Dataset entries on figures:

● ● ● ● ● ● ●

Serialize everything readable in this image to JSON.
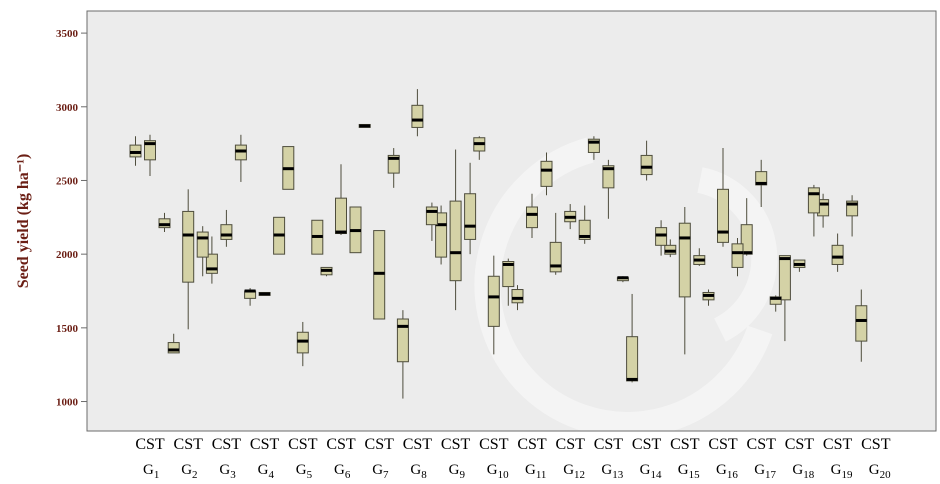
{
  "chart_data": {
    "type": "boxplot",
    "ylabel": "Seed yield (kg ha⁻¹)",
    "ylim": [
      800,
      3650
    ],
    "yticks": [
      1000,
      1500,
      2000,
      2500,
      3000,
      3500
    ],
    "grid": false,
    "tick_labels": [
      "CST",
      "CST",
      "CST",
      "CST",
      "CST",
      "CST",
      "CST",
      "CST",
      "CST",
      "CST",
      "CST",
      "CST",
      "CST",
      "CST",
      "CST",
      "CST",
      "CST",
      "CST",
      "CST",
      "CST"
    ],
    "groups": [
      "G1",
      "G2",
      "G3",
      "G4",
      "G5",
      "G6",
      "G7",
      "G8",
      "G9",
      "G10",
      "G11",
      "G12",
      "G13",
      "G14",
      "G15",
      "G16",
      "G17",
      "G18",
      "G19",
      "G20"
    ],
    "series": [
      {
        "name": "C",
        "boxes": [
          [
            2600,
            2660,
            2690,
            2740,
            2800
          ],
          [
            1330,
            1330,
            1350,
            1400,
            1460
          ],
          [
            1800,
            1870,
            1900,
            2000,
            2120
          ],
          [
            1650,
            1700,
            1750,
            1750,
            1770
          ],
          [
            2440,
            2440,
            2580,
            2730,
            2730
          ],
          [
            1850,
            1860,
            1890,
            1910,
            1910
          ],
          [
            2860,
            2860,
            2870,
            2880,
            2880
          ],
          [
            1020,
            1270,
            1510,
            1560,
            1620
          ],
          [
            1930,
            1980,
            2200,
            2280,
            2330
          ],
          [
            2640,
            2700,
            2750,
            2790,
            2800
          ],
          [
            1620,
            1670,
            1700,
            1760,
            1790
          ],
          [
            1860,
            1880,
            1920,
            2080,
            2280
          ],
          [
            2640,
            2690,
            2760,
            2780,
            2800
          ],
          [
            1130,
            1140,
            1150,
            1440,
            1730
          ],
          [
            1980,
            2000,
            2020,
            2060,
            2100
          ],
          [
            1650,
            1690,
            1720,
            1740,
            1760
          ],
          [
            1990,
            2000,
            2010,
            2200,
            2380
          ],
          [
            1410,
            1690,
            1970,
            1990,
            1990
          ],
          [
            2180,
            2260,
            2340,
            2370,
            2410
          ],
          [
            1270,
            1410,
            1550,
            1650,
            1760
          ]
        ]
      },
      {
        "name": "S",
        "boxes": [
          [
            2530,
            2640,
            2750,
            2770,
            2810
          ],
          [
            1490,
            1810,
            2130,
            2290,
            2440
          ],
          [
            2050,
            2100,
            2130,
            2200,
            2300
          ],
          [
            1720,
            1720,
            1730,
            1740,
            1740
          ],
          [
            1240,
            1330,
            1410,
            1470,
            1540
          ],
          [
            2130,
            2140,
            2150,
            2380,
            2610
          ],
          [
            1560,
            1560,
            1870,
            2160,
            2160
          ],
          [
            2800,
            2860,
            2910,
            3010,
            3120
          ],
          [
            1620,
            1820,
            2010,
            2360,
            2710
          ],
          [
            1320,
            1510,
            1710,
            1850,
            1990
          ],
          [
            2110,
            2180,
            2270,
            2320,
            2410
          ],
          [
            2170,
            2220,
            2250,
            2290,
            2340
          ],
          [
            2240,
            2450,
            2580,
            2600,
            2640
          ],
          [
            2500,
            2540,
            2590,
            2670,
            2770
          ],
          [
            1320,
            1710,
            2110,
            2210,
            2320
          ],
          [
            2050,
            2080,
            2150,
            2440,
            2720
          ],
          [
            2320,
            2470,
            2480,
            2560,
            2640
          ],
          [
            1880,
            1910,
            1930,
            1960,
            1960
          ],
          [
            1880,
            1930,
            1980,
            2060,
            2140
          ],
          null
        ]
      },
      {
        "name": "T",
        "boxes": [
          [
            2150,
            2180,
            2200,
            2240,
            2280
          ],
          [
            1850,
            1980,
            2110,
            2150,
            2190
          ],
          [
            2490,
            2640,
            2700,
            2740,
            2810
          ],
          [
            2000,
            2000,
            2130,
            2250,
            2250
          ],
          [
            2000,
            2000,
            2120,
            2230,
            2230
          ],
          [
            2010,
            2010,
            2160,
            2320,
            2320
          ],
          [
            2450,
            2550,
            2650,
            2670,
            2720
          ],
          [
            2090,
            2200,
            2290,
            2320,
            2350
          ],
          [
            2000,
            2100,
            2190,
            2410,
            2620
          ],
          [
            1650,
            1780,
            1930,
            1950,
            1970
          ],
          [
            2400,
            2460,
            2570,
            2630,
            2690
          ],
          [
            2070,
            2100,
            2120,
            2230,
            2330
          ],
          [
            1810,
            1820,
            1840,
            1840,
            1850
          ],
          [
            1990,
            2060,
            2130,
            2180,
            2230
          ],
          [
            1920,
            1930,
            1960,
            1990,
            2040
          ],
          [
            1850,
            1910,
            2010,
            2070,
            2110
          ],
          [
            1610,
            1660,
            1700,
            1710,
            1720
          ],
          [
            2120,
            2280,
            2410,
            2450,
            2470
          ],
          [
            2120,
            2260,
            2340,
            2360,
            2400
          ],
          null
        ]
      }
    ]
  },
  "colors": {
    "box_fill": "#d4d2a6",
    "box_stroke": "#4e4d3c",
    "median": "#000000",
    "plot_bg": "#ececec",
    "axis": "#6b6b6b",
    "text": "#6b1e14"
  }
}
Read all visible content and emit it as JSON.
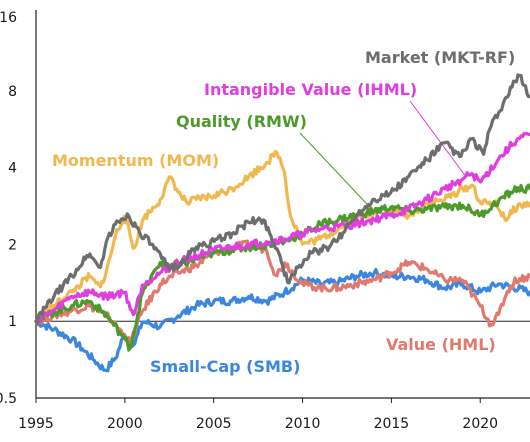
{
  "chart_data": {
    "type": "line",
    "y_scale": "log2",
    "xlim": [
      1995,
      2022.8
    ],
    "ylim": [
      0.5,
      16
    ],
    "x_ticks": [
      {
        "value": 1995,
        "label": "1995"
      },
      {
        "value": 2000,
        "label": "2000"
      },
      {
        "value": 2005,
        "label": "2005"
      },
      {
        "value": 2010,
        "label": "2010"
      },
      {
        "value": 2015,
        "label": "2015"
      },
      {
        "value": 2020,
        "label": "2020"
      }
    ],
    "y_ticks": [
      {
        "value": 0.5,
        "label": "0.5"
      },
      {
        "value": 1,
        "label": "1"
      },
      {
        "value": 2,
        "label": "2"
      },
      {
        "value": 4,
        "label": "4"
      },
      {
        "value": 8,
        "label": "8"
      },
      {
        "value": 16,
        "label": "16"
      }
    ],
    "reference_line": 1,
    "series": [
      {
        "name": "Market (MKT-RF)",
        "color": "#6d6d6d",
        "x": [
          1995,
          1996,
          1997,
          1998,
          1998.6,
          1999,
          1999.6,
          2000.2,
          2000.8,
          2001.5,
          2002.5,
          2003.2,
          2004,
          2005,
          2006,
          2007,
          2007.8,
          2008.6,
          2009.2,
          2009.8,
          2010.5,
          2011.5,
          2012,
          2013,
          2014,
          2015,
          2016,
          2017,
          2018,
          2018.9,
          2019.5,
          2020.2,
          2020.5,
          2021,
          2021.8,
          2022.2,
          2022.8
        ],
        "y": [
          1.0,
          1.25,
          1.5,
          1.85,
          1.6,
          2.1,
          2.45,
          2.6,
          2.25,
          2.0,
          1.6,
          1.7,
          1.95,
          2.05,
          2.2,
          2.45,
          2.5,
          1.9,
          1.4,
          1.65,
          1.85,
          1.95,
          2.1,
          2.6,
          3.0,
          3.2,
          3.7,
          4.3,
          5.0,
          4.4,
          5.2,
          4.5,
          5.6,
          6.5,
          8.3,
          9.2,
          7.6
        ]
      },
      {
        "name": "Intangible Value (IHML)",
        "color": "#e03ee0",
        "x": [
          1995,
          1996,
          1997,
          1998,
          1999,
          2000,
          2000.5,
          2001,
          2002,
          2003,
          2004,
          2005,
          2006,
          2007,
          2008,
          2009,
          2010,
          2011,
          2012,
          2013,
          2014,
          2015,
          2016,
          2017,
          2018,
          2019,
          2019.5,
          2020,
          2021,
          2022,
          2022.8
        ],
        "y": [
          1.0,
          1.1,
          1.25,
          1.3,
          1.25,
          1.3,
          1.05,
          1.4,
          1.55,
          1.7,
          1.8,
          1.9,
          1.95,
          2.0,
          2.05,
          2.1,
          2.2,
          2.3,
          2.35,
          2.4,
          2.5,
          2.6,
          2.75,
          3.0,
          3.3,
          3.6,
          3.8,
          3.5,
          4.3,
          5.1,
          5.4
        ]
      },
      {
        "name": "Quality (RMW)",
        "color": "#4d9a2a",
        "x": [
          1995,
          1996,
          1997,
          1998,
          1999,
          2000,
          2000.3,
          2001,
          2002,
          2003,
          2004,
          2005,
          2006,
          2007,
          2008,
          2009,
          2010,
          2011,
          2012,
          2013,
          2014,
          2015,
          2016,
          2017,
          2018,
          2019,
          2020,
          2021,
          2022,
          2022.8
        ],
        "y": [
          1.0,
          1.08,
          1.15,
          1.2,
          1.05,
          0.85,
          0.78,
          1.3,
          1.7,
          1.65,
          1.75,
          1.85,
          1.9,
          1.95,
          2.0,
          2.05,
          2.2,
          2.4,
          2.5,
          2.6,
          2.7,
          2.8,
          2.7,
          2.75,
          2.8,
          2.85,
          2.6,
          2.95,
          3.3,
          3.3
        ]
      },
      {
        "name": "Momentum (MOM)",
        "color": "#f0b84f",
        "x": [
          1995,
          1996,
          1997,
          1998,
          1998.6,
          1999,
          1999.5,
          2000,
          2000.5,
          2001,
          2002,
          2002.6,
          2003,
          2003.5,
          2004,
          2005,
          2006,
          2007,
          2008,
          2008.6,
          2009,
          2009.3,
          2009.8,
          2010,
          2011,
          2012,
          2013,
          2014,
          2015,
          2016,
          2017,
          2018,
          2019,
          2019.6,
          2020,
          2020.8,
          2021.5,
          2022,
          2022.8
        ],
        "y": [
          1.0,
          1.15,
          1.3,
          1.5,
          1.35,
          1.6,
          2.2,
          2.6,
          1.9,
          2.5,
          3.0,
          3.7,
          3.2,
          2.9,
          3.0,
          3.1,
          3.3,
          3.7,
          4.2,
          4.6,
          3.8,
          2.6,
          2.2,
          2.0,
          2.1,
          2.3,
          2.5,
          2.7,
          2.7,
          2.6,
          2.9,
          3.0,
          3.3,
          3.4,
          2.9,
          2.9,
          2.5,
          2.8,
          2.9
        ]
      },
      {
        "name": "Value (HML)",
        "color": "#e07a6e",
        "x": [
          1995,
          1996,
          1997,
          1998,
          1999,
          2000,
          2000.3,
          2001,
          2002,
          2003,
          2004,
          2005,
          2006,
          2007,
          2008,
          2008.5,
          2009,
          2010,
          2011,
          2012,
          2013,
          2014,
          2015,
          2016,
          2017,
          2018,
          2019,
          2020,
          2020.6,
          2021,
          2021.5,
          2022,
          2022.8
        ],
        "y": [
          1.0,
          1.05,
          1.1,
          1.15,
          1.05,
          0.88,
          0.82,
          1.1,
          1.4,
          1.55,
          1.65,
          1.85,
          1.95,
          2.0,
          1.9,
          1.5,
          1.7,
          1.4,
          1.35,
          1.35,
          1.4,
          1.45,
          1.55,
          1.7,
          1.6,
          1.45,
          1.45,
          1.15,
          0.97,
          1.05,
          1.3,
          1.45,
          1.5
        ]
      },
      {
        "name": "Small-Cap (SMB)",
        "color": "#3a86e0",
        "x": [
          1995,
          1996,
          1997,
          1997.6,
          1998.3,
          1998.9,
          1999.5,
          2000,
          2000.5,
          2001,
          2002,
          2003,
          2004,
          2005,
          2006,
          2007,
          2008,
          2009,
          2010,
          2011,
          2012,
          2013,
          2014,
          2015,
          2016,
          2017,
          2018,
          2019,
          2020,
          2021,
          2022,
          2022.8
        ],
        "y": [
          1.0,
          0.93,
          0.85,
          0.78,
          0.7,
          0.64,
          0.72,
          0.9,
          0.8,
          1.0,
          0.95,
          1.05,
          1.15,
          1.2,
          1.2,
          1.25,
          1.2,
          1.3,
          1.45,
          1.4,
          1.42,
          1.5,
          1.55,
          1.5,
          1.5,
          1.45,
          1.35,
          1.4,
          1.3,
          1.4,
          1.35,
          1.3
        ]
      }
    ],
    "labels": [
      {
        "text": "Market (MKT-RF)",
        "color": "#6d6d6d"
      },
      {
        "text": "Intangible Value (IHML)",
        "color": "#e03ee0"
      },
      {
        "text": "Quality (RMW)",
        "color": "#4d9a2a"
      },
      {
        "text": "Momentum (MOM)",
        "color": "#f0b84f"
      },
      {
        "text": "Value (HML)",
        "color": "#e07a6e"
      },
      {
        "text": "Small-Cap (SMB)",
        "color": "#3a86e0"
      }
    ],
    "label_pointers": [
      {
        "series": "Intangible Value (IHML)",
        "at_x": 2019.2
      },
      {
        "series": "Quality (RMW)",
        "at_x": 2014
      }
    ]
  }
}
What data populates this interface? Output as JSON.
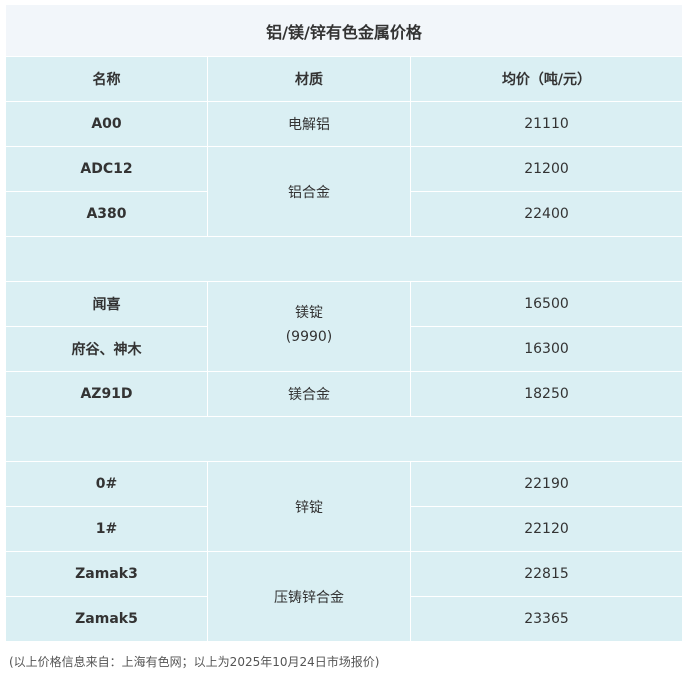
{
  "title": "铝/镁/锌有色金属价格",
  "headers": {
    "name": "名称",
    "material": "材质",
    "price": "均价（吨/元）"
  },
  "rows": [
    {
      "name": "A00",
      "material": "电解铝",
      "price": "21110"
    },
    {
      "name": "ADC12",
      "material": "铝合金",
      "price": "21200"
    },
    {
      "name": "A380",
      "price": "22400"
    },
    {
      "name": "闻喜",
      "material": "镁锭",
      "material_sub": "(9990)",
      "price": "16500"
    },
    {
      "name": "府谷、神木",
      "price": "16300"
    },
    {
      "name": "AZ91D",
      "material": "镁合金",
      "price": "18250"
    },
    {
      "name": "0#",
      "material": "锌锭",
      "price": "22190"
    },
    {
      "name": "1#",
      "price": "22120"
    },
    {
      "name": "Zamak3",
      "material": "压铸锌合金",
      "price": "22815"
    },
    {
      "name": "Zamak5",
      "price": "23365"
    }
  ],
  "footnote": "(以上价格信息来自：上海有色网；以上为2025年10月24日市场报价)"
}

● ● ● ● ● ● ●

- DIRECTIVE: Pictures excluded, copy exactly the lines running from the one with "What data populates" through the last line of the material.

- FINISHED EXERCISE:
What data populates this interface? Output as JSON.
{
  "title": "铝/镁/锌有色金属价格",
  "headers": {
    "name": "名称",
    "material": "材质",
    "price": "均价（吨/元）"
  },
  "rows": [
    {
      "name": "A00",
      "material": "电解铝",
      "price": "21110"
    },
    {
      "name": "ADC12",
      "material": "铝合金",
      "price": "21200"
    },
    {
      "name": "A380",
      "price": "22400"
    },
    {
      "name": "闻喜",
      "material": "镁锭",
      "material_sub": "(9990)",
      "price": "16500"
    },
    {
      "name": "府谷、神木",
      "price": "16300"
    },
    {
      "name": "AZ91D",
      "material": "镁合金",
      "price": "18250"
    },
    {
      "name": "0#",
      "material": "锌锭",
      "price": "22190"
    },
    {
      "name": "1#",
      "price": "22120"
    },
    {
      "name": "Zamak3",
      "material": "压铸锌合金",
      "price": "22815"
    },
    {
      "name": "Zamak5",
      "price": "23365"
    }
  ],
  "footnote": "(以上价格信息来自：上海有色网；以上为2025年10月24日市场报价)"
}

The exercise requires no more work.